§ **EXERCISE PROMPT**: Each line that holds the word "name" should be returned.

* begin DATA LINES *

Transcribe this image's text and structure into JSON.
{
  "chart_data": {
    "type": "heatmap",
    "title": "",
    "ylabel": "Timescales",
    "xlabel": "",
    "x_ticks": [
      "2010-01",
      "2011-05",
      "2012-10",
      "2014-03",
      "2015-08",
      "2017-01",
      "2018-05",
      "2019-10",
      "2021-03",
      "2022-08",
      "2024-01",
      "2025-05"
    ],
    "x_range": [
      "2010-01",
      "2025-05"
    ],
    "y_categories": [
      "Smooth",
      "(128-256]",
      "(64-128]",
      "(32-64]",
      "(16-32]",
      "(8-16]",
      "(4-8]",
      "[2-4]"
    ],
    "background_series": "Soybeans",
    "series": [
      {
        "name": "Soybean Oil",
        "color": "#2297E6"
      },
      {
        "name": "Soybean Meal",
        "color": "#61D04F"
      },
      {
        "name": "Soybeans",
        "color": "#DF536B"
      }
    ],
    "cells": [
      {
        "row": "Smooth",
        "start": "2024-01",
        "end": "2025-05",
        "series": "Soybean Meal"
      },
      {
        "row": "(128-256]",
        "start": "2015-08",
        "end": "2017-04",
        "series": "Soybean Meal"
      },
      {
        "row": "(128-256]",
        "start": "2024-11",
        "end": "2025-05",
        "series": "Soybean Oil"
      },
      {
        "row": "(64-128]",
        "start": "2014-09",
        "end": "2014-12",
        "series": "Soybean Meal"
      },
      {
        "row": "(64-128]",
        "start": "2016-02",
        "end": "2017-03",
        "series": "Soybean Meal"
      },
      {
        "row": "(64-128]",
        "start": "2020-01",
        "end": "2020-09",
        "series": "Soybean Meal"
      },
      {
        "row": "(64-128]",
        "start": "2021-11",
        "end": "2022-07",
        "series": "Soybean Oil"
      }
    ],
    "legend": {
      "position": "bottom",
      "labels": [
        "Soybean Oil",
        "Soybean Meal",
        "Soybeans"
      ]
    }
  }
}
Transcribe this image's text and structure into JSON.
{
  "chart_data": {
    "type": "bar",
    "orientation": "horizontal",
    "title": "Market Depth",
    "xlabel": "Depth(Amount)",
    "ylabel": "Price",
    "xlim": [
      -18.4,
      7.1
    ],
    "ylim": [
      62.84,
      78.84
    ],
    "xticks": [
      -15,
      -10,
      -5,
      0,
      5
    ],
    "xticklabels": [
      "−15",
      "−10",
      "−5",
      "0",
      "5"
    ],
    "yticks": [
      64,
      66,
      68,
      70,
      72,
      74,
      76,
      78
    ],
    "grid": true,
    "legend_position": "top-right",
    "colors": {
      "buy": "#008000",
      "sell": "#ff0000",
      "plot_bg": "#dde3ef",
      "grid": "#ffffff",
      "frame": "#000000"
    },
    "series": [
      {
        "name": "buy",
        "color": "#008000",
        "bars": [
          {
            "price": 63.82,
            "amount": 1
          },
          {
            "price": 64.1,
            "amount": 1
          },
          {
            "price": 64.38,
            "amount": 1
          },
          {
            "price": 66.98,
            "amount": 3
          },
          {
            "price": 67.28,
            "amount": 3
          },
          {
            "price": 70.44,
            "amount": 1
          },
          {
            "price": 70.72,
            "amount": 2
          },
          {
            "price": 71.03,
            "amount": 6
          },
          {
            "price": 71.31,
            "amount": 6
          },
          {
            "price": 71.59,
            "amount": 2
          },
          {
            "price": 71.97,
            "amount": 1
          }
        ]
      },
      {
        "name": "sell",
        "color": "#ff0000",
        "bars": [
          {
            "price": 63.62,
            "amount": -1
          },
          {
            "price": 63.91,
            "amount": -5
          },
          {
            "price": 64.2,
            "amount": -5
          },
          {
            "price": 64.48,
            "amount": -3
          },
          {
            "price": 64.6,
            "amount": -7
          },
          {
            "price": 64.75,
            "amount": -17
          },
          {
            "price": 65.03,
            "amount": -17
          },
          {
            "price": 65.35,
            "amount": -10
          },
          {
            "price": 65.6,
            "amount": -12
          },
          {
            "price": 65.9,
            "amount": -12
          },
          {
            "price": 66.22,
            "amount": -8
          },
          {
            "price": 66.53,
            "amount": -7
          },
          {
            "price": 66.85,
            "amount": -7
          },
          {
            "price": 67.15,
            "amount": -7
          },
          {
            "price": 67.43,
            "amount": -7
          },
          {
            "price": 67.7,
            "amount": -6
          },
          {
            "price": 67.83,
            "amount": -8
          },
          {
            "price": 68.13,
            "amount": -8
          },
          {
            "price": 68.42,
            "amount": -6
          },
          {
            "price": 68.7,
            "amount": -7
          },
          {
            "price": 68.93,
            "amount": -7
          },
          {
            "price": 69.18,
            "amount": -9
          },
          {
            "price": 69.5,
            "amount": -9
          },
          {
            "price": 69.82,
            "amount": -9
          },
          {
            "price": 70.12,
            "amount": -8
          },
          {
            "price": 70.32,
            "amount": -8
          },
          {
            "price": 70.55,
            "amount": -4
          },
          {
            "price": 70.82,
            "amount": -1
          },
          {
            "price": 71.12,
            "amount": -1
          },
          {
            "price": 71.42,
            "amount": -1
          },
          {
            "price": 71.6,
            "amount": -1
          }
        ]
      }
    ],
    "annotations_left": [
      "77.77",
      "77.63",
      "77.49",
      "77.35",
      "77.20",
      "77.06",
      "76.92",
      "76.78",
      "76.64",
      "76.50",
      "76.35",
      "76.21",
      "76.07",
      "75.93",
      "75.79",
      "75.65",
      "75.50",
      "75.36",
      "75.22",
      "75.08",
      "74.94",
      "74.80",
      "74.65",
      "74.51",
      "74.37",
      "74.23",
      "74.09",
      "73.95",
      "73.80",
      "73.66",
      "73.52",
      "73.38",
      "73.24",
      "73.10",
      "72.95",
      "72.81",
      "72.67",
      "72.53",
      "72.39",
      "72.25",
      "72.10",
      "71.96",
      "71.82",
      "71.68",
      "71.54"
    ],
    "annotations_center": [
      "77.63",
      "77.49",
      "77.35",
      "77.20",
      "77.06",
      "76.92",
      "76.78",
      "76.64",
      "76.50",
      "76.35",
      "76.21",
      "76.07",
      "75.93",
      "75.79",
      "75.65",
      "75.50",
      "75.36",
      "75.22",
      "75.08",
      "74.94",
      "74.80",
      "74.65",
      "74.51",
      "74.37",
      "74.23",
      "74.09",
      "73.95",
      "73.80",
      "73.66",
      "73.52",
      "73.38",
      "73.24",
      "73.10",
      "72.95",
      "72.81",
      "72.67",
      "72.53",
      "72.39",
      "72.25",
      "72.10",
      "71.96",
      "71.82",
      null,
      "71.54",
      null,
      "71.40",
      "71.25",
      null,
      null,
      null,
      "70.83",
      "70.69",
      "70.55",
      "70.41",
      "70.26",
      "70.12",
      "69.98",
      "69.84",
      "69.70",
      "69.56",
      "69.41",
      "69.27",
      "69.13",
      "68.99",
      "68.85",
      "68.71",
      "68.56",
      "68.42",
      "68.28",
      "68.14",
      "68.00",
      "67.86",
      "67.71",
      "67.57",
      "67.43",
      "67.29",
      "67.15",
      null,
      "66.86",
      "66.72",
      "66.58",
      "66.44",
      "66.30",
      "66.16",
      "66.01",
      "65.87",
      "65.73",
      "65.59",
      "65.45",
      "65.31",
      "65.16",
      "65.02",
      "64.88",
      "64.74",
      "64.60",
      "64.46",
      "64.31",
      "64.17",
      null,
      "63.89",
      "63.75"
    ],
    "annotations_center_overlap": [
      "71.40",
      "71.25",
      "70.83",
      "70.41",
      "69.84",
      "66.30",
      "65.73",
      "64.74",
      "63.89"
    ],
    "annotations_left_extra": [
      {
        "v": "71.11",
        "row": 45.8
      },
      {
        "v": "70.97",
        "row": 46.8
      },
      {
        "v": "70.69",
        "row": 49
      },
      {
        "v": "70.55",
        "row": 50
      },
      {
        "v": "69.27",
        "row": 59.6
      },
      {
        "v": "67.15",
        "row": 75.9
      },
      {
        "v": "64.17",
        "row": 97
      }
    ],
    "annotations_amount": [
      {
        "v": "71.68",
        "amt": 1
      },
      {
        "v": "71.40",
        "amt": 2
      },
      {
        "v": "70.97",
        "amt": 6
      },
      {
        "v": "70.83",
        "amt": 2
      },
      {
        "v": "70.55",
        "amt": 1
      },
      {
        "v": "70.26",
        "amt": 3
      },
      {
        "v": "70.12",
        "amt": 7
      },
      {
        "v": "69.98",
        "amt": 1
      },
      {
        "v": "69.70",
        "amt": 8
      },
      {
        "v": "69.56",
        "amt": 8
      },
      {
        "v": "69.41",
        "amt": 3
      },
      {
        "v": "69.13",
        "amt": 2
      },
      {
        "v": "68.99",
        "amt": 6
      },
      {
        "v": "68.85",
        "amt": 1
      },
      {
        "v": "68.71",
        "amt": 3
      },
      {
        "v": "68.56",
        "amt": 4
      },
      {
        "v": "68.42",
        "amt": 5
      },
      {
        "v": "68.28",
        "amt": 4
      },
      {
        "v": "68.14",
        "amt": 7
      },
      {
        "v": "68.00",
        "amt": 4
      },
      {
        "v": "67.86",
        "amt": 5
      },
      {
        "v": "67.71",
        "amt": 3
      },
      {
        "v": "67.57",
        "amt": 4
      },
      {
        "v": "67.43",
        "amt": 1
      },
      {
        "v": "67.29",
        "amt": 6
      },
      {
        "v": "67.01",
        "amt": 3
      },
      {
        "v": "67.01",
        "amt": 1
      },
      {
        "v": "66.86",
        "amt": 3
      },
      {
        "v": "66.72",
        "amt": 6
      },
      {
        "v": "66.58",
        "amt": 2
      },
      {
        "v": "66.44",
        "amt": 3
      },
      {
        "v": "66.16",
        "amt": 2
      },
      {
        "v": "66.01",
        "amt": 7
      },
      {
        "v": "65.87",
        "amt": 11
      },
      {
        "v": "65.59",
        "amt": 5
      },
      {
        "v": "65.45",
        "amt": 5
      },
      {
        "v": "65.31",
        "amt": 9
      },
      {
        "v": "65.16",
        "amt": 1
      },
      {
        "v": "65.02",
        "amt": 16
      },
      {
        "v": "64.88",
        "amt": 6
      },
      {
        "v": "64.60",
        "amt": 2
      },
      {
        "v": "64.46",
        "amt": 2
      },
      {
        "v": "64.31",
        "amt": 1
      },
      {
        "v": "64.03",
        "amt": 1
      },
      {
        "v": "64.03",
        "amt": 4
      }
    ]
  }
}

* end DATA LINES *

§ **COMPLETED EXERCISE**:
        "name": "Soybean Oil",
        "name": "Soybean Meal",
        "name": "Soybeans",
        "name": "buy",
        "name": "sell",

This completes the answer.